> _Apply what you read_:
[1] The talk on victimhood and weight loss below gives several beliefs, each followed by "therefore I'm a victim." List every one of these beliefs that the talk states.
[2] Continue the talk on victimhood and weight loss below, starting after its final sentence.

> _Extract to read_:
□ □ □ □
Now, this is a very common one, particularly in weight loss areas. I'm addicted to sugar and carbs, therefore I'm a victim. And this one's really, really common. I see it a lot. Now, don't get me wrong, sugar and carb addiction is kind of a thing. But the reality of it is it's not as hard to break as some other addictions might be. And there are steps to take. You are not a victim. You chose to eat sugar and carbs, or at least you ate them when you were given them and you've continued to eat them and buy them. So having sugar and carbs around you is the same thing as maybe sending an alcoholic to a bar. It's just something you wouldn't do if you're trying to beat alcoholism and if you're trying to lose weight, being around sugar and carbs might make that very difficult for you, particularly if you believe you're a victim. I don't have the energy to work out. I love this one, therefore I'm a victim. Okay? I don't have the energy to work out. Now, there's this little known thing in our body that causes us to actually get hormones and endorphins feel good stuff in our brain when we work out, that gives us more energy.
When we build strength and endurance, we have more energy. So the not having energy to work out is really just an excuse to not get started, okay? Other people sabotage me, therefore I'm a victim. Now, don't get me wrong, there are plenty of people out there willing to sabotage you if you let them. But again, you're choosing victimhood. In this case, they're choosing to do what they do. They're choosing to try to take you off track in some cases. Sometimes they're not. Sometimes they actually think they're doing something nice for you. But if you feel like other people are your problem, you are the problem. You are not a victim. But you'll say you're a victim because those other people, well, they're in your way. And then I've tried everything, and nothing works. Therefore, I'm a victim. And again, this is just that concept that you've really given everything the best shot possible. You really worked your way through it, and all these failures have just become an evidence of your limitations. So we're going to talk about that a little bit about what victimhood is. Now, victimhood fits in the mindset frame of being a fixed mindset.
And this is a psychological concept that was developed by psychologist Carol Dweck. And so what she talks about in her writings and in her studies is that you either have a fixed mindset or a growth mindset. And guess what? Those aren't fixed. You can have the one that you choose to have. And there's a reason why these fixed mindsets are a problem. And one of the main things is that people with a fixed mindset, people who believe they're victims, they avoid challenges. And anytime there's a failure, even a little failure, you're more likely to see that as evidence of your limitations, okay? And so what that does is that creates fear of failure in yourself and you're not willing to take risks. So the signing up for a gym membership or hiring a coach or buying the food service that's going to be delivered to you, you don't want to take that step because if you fail, it's just more evidence that you're limited, that you're a victim, that you have a problem. And then another tendency that fixed mindset people have is to compare themselves to others. Now, in some cases, this is to seek external achievements so they can say, okay, well, at least I'm not as heavy as that person.
□ □ □ □
> _Stored data entries_:
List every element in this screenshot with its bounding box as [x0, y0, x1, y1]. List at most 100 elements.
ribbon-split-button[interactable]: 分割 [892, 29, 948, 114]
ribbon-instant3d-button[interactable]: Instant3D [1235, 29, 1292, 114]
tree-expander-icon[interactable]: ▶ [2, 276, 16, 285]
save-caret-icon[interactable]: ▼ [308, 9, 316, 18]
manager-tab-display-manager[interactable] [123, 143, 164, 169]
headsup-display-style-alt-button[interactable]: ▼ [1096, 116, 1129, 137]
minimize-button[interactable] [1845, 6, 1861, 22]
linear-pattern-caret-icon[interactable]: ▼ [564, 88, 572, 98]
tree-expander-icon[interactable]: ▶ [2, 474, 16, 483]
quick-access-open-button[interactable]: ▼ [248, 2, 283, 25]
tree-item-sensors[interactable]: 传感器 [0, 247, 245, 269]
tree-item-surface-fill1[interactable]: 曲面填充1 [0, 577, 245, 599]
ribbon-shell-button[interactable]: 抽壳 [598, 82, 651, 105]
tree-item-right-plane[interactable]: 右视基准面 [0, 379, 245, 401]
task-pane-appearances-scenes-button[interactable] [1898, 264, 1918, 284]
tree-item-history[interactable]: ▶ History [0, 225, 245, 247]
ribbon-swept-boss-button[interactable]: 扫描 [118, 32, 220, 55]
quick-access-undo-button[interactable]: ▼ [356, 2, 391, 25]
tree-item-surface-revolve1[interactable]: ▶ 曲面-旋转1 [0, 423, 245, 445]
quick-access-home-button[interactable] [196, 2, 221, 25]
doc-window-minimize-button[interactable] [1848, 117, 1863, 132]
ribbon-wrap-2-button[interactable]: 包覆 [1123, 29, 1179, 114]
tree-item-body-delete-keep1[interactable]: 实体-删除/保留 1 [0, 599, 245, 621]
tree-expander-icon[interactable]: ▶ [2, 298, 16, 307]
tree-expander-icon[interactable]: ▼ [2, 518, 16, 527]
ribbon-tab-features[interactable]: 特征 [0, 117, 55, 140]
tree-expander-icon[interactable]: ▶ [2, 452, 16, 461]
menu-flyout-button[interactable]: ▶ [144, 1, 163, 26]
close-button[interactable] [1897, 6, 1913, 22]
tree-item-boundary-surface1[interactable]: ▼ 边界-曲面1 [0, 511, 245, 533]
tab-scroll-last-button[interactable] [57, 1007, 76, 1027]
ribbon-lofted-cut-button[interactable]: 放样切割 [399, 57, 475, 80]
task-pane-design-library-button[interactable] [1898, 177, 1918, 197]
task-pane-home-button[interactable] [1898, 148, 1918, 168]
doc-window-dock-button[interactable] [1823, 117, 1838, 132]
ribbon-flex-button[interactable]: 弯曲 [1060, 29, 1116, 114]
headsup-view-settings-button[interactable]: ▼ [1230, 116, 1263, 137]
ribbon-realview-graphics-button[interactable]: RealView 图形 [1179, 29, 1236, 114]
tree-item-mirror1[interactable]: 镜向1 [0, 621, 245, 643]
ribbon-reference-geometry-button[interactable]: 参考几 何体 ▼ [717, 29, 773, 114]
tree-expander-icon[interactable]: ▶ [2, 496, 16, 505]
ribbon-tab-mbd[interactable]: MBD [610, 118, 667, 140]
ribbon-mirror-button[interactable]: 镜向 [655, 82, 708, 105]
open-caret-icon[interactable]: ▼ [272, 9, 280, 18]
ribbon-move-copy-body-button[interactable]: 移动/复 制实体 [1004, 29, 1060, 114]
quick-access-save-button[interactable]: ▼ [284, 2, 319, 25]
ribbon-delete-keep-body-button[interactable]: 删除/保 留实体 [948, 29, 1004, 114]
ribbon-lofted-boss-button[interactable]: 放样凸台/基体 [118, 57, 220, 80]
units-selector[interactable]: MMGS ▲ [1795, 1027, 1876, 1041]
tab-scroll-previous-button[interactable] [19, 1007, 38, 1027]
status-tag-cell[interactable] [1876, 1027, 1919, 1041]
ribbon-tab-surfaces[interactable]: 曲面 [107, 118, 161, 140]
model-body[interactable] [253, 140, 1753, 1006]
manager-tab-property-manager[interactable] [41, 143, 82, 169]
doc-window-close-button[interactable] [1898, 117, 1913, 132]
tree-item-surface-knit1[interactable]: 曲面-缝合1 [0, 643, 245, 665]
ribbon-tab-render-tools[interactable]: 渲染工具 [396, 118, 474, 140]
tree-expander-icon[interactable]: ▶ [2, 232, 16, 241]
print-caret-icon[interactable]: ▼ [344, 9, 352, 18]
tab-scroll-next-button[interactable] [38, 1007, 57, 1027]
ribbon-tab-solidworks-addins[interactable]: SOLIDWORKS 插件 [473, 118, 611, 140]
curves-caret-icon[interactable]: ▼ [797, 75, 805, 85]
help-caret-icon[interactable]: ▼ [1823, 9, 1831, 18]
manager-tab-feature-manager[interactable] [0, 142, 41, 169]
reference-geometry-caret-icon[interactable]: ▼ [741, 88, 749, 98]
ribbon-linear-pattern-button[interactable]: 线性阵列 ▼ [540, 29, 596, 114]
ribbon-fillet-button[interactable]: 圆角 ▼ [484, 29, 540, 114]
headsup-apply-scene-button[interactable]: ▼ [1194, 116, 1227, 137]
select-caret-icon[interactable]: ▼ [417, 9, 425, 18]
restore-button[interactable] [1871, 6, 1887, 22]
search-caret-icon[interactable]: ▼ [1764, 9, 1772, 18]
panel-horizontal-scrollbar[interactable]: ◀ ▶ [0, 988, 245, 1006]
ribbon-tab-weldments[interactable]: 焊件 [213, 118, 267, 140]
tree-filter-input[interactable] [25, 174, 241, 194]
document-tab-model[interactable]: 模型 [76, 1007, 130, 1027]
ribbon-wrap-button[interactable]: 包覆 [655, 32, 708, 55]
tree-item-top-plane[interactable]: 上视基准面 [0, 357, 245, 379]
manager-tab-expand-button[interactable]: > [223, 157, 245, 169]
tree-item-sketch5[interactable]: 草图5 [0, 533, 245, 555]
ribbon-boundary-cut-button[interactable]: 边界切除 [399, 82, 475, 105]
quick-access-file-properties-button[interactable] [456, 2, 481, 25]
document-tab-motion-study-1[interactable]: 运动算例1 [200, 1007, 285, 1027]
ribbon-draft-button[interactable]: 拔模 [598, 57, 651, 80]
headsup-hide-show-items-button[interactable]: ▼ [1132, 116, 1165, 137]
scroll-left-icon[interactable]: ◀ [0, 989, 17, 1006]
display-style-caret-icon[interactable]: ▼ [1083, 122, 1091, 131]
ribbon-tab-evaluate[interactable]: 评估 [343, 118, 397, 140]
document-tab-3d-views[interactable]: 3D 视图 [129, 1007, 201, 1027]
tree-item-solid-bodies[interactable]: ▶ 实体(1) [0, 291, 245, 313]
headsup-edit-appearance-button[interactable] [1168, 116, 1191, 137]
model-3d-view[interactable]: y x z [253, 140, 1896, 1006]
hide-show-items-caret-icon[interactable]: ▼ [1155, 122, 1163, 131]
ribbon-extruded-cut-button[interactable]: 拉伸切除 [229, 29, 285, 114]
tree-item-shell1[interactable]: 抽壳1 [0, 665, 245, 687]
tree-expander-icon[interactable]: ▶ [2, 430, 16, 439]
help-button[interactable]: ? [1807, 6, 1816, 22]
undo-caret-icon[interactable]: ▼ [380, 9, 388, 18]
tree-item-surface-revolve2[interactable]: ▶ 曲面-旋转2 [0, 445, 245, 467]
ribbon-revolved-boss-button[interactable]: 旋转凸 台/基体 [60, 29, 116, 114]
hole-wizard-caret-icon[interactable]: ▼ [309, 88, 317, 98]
□ □ □ □
> _Answers to the exercise_:
[1]
- I'm addicted to sugar and carbs.
- I don't have the energy to work out.
- Other people sabotage me.
- I've tried everything, and nothing works.

[2]
But they also end up with the negative and the limiting beliefs that they see someone else and they don't think they'll ever make it to that same spot. So these external comparisons are really holding them back on both sides. One is, well, I'm actually kind of normal. When I look at everybody else, they're all overweight. I'm overweight, therefore this is just the way it is. We're all victims, okay, and you're not. But that's a fixed mindset. Now, in contrast, a growth mindset refers to your belief in your ability and your intelligence that that can be developed, that you can improve yourself over time with hard work, dedication and perseverance. So the question you have to ask yourself is, do I believe that challenges and failures are opportunities for me to learn and grow rather than an indication that I'm going to fail? And if I fail, therefore I'm broke, therefore I have these limitations. So with a growth mindset, you always give yourself the best opportunity because you're willing to take the risk. You're willing to hire that coach, you're willing to join the gym, you're willing to try a diet or a way of eating or exercise program.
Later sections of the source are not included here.